● Dataset content
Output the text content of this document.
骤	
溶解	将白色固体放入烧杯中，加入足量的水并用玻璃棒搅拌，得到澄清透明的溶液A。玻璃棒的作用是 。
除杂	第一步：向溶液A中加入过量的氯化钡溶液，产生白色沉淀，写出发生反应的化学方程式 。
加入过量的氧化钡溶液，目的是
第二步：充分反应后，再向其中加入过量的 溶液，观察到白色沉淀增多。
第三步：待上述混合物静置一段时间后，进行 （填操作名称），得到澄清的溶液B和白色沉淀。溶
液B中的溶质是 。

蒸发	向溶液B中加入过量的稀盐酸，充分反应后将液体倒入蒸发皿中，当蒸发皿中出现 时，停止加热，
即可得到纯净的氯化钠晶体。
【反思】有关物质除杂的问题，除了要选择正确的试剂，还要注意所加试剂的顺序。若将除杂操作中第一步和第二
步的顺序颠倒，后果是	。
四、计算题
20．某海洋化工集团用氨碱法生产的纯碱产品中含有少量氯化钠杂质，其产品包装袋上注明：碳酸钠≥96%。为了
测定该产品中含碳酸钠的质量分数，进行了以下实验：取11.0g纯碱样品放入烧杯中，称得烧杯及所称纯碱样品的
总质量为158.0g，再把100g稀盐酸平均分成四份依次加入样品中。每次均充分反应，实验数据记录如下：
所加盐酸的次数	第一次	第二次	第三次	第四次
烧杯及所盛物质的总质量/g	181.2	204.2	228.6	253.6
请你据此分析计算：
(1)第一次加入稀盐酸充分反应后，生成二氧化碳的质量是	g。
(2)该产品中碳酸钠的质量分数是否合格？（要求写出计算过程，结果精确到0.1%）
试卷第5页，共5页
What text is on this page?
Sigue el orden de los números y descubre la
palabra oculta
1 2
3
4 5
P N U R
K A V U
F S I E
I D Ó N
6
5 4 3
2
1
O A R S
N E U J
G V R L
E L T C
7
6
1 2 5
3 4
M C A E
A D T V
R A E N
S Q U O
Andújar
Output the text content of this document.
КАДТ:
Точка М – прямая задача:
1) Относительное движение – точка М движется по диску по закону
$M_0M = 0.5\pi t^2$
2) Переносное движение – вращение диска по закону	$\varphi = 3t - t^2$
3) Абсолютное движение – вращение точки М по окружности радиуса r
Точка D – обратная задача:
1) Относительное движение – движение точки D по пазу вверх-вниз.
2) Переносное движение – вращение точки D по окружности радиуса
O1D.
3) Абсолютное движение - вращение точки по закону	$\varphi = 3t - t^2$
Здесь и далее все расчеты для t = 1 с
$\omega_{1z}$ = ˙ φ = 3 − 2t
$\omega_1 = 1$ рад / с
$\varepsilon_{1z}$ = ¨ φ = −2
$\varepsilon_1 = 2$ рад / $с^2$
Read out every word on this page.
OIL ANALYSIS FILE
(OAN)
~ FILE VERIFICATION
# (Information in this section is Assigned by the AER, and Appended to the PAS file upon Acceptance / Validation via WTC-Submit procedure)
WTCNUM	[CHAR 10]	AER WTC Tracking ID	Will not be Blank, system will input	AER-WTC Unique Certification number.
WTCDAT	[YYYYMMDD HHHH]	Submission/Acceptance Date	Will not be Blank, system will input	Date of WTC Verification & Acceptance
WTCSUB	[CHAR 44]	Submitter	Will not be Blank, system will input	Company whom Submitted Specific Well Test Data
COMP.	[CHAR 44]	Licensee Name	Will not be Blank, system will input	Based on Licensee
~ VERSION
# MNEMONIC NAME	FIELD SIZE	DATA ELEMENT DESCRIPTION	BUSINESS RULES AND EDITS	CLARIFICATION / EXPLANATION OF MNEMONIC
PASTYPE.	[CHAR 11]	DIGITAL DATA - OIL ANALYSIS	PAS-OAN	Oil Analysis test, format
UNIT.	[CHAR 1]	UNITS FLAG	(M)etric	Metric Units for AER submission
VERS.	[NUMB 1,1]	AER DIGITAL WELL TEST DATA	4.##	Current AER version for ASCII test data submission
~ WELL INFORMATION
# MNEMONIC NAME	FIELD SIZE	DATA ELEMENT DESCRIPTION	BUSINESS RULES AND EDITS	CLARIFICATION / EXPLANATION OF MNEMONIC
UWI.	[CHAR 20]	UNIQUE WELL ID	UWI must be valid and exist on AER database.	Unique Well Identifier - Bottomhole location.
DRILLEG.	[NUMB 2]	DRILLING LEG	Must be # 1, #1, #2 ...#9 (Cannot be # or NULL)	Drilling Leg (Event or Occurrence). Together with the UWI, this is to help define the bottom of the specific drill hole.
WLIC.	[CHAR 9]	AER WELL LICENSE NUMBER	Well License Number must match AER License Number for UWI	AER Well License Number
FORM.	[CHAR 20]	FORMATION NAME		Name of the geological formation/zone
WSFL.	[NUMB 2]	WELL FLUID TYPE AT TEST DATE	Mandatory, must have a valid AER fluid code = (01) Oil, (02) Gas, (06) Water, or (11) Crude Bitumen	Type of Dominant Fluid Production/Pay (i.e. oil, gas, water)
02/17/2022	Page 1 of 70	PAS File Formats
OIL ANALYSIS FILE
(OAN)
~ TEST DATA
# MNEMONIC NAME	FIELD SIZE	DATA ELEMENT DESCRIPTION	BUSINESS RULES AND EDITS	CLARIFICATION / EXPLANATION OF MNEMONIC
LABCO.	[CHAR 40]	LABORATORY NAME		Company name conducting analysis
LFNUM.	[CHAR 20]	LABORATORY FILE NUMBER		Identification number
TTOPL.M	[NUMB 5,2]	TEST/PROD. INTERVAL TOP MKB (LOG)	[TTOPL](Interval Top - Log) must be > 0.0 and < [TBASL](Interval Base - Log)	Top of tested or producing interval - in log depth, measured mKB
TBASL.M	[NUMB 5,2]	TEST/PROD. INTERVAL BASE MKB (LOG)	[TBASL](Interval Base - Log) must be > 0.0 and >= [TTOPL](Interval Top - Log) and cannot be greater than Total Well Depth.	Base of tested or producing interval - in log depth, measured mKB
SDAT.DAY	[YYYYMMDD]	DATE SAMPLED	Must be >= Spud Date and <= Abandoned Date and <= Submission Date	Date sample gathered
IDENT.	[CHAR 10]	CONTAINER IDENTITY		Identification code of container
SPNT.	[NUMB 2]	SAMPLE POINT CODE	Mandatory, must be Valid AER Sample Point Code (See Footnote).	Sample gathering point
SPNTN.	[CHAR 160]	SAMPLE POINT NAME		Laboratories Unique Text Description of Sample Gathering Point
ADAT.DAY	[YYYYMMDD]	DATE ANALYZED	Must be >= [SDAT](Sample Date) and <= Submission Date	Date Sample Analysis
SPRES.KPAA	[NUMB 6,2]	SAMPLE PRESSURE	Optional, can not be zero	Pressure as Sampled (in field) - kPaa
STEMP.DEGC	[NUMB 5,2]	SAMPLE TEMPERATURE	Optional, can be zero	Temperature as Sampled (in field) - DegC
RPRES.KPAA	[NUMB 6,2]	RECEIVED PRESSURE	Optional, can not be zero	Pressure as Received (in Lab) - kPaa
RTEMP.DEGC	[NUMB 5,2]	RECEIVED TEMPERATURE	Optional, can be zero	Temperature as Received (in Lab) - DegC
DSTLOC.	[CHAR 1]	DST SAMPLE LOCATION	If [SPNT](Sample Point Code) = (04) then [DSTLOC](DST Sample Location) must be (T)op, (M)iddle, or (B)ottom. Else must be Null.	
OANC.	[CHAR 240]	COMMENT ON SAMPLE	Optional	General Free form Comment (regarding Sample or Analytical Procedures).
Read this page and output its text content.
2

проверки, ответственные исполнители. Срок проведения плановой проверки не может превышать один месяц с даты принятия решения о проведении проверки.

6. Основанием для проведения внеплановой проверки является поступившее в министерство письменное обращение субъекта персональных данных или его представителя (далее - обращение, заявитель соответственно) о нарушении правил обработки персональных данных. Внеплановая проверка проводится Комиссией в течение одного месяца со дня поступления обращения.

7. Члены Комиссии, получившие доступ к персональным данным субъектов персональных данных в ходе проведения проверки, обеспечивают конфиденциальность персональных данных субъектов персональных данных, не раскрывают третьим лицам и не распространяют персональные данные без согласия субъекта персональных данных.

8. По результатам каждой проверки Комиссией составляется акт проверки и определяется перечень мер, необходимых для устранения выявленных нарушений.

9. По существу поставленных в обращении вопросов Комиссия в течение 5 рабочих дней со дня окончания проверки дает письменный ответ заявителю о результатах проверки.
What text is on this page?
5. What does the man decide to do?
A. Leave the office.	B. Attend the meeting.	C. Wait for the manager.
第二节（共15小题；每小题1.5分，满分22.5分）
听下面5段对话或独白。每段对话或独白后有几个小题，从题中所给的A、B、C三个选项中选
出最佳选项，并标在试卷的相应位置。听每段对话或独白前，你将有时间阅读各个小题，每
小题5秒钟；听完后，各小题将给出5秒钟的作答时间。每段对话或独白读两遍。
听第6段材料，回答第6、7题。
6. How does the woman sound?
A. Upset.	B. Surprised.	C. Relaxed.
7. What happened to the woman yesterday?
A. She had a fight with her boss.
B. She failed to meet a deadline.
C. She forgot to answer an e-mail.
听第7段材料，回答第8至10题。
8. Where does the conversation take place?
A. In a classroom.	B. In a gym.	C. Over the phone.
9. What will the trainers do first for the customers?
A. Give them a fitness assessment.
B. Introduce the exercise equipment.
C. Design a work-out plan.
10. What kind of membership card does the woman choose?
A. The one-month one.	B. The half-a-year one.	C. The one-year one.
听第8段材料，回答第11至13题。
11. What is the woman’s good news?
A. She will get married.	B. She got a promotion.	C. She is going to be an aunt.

● Directive
Identify every line where the string "Unique" appears.

● Solution to the exercise
WTCNUM	[CHAR 10]	AER WTC Tracking ID	Will not be Blank, system will input	AER-WTC Unique Certification number.
UWI.	[CHAR 20]	UNIQUE WELL ID	UWI must be valid and exist on AER database.	Unique Well Identifier - Bottomhole location.
SPNTN.	[CHAR 160]	SAMPLE POINT NAME		Laboratories Unique Text Description of Sample Gathering Point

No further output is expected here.